---------- Stored records ----------

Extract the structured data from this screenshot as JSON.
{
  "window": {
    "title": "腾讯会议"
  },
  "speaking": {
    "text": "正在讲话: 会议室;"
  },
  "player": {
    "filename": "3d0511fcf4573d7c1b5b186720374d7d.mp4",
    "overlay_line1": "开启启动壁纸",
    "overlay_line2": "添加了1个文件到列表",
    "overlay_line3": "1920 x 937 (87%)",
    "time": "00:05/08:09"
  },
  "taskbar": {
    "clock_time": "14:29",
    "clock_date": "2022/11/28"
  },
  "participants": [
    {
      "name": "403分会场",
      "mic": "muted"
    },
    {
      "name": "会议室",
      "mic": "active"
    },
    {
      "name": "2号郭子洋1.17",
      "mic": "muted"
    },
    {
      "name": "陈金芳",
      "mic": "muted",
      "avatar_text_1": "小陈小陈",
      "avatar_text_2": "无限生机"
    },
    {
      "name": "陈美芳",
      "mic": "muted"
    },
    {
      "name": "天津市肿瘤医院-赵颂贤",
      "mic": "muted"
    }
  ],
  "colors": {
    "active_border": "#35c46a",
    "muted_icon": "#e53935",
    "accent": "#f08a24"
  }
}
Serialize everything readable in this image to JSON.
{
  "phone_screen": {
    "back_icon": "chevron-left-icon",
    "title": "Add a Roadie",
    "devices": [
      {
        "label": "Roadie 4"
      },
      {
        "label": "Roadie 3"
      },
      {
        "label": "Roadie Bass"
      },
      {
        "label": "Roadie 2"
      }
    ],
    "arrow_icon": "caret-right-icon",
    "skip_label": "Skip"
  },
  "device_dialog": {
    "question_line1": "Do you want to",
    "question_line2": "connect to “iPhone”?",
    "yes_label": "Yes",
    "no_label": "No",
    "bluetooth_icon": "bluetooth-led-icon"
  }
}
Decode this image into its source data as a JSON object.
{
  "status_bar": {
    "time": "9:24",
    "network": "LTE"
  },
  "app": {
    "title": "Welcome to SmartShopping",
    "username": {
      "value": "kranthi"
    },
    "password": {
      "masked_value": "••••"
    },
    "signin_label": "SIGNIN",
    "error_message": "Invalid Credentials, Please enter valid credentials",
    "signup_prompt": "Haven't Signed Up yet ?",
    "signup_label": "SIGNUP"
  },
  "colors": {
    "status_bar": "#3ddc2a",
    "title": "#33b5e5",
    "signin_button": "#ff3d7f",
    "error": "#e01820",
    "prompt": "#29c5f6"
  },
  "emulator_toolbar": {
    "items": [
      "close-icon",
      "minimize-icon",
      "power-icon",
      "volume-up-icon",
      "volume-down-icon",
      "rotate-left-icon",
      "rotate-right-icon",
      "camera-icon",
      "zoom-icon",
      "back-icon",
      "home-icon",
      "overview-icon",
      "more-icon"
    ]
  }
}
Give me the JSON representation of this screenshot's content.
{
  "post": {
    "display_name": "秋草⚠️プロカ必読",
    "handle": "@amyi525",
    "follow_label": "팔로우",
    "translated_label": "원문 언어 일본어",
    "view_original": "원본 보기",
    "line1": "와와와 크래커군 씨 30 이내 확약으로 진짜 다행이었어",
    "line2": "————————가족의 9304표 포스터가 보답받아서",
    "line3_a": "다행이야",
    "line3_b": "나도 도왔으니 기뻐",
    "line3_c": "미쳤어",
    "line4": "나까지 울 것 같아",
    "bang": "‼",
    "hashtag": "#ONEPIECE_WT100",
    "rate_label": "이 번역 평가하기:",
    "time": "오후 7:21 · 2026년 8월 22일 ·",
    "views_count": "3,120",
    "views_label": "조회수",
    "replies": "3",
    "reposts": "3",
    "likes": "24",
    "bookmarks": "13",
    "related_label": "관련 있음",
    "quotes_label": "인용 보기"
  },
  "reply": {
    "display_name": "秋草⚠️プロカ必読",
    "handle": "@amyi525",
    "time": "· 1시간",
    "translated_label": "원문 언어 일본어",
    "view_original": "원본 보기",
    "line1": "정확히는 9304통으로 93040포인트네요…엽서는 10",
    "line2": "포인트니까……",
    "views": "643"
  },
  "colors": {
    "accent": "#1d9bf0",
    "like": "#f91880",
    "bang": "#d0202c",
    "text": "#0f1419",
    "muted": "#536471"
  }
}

----------

→ What is being asked: From the entries above, collect every line with the string "screenshot" in it.

→ Solution:
Extract the structured data from this screenshot as JSON.
Give me the JSON representation of this screenshot's content.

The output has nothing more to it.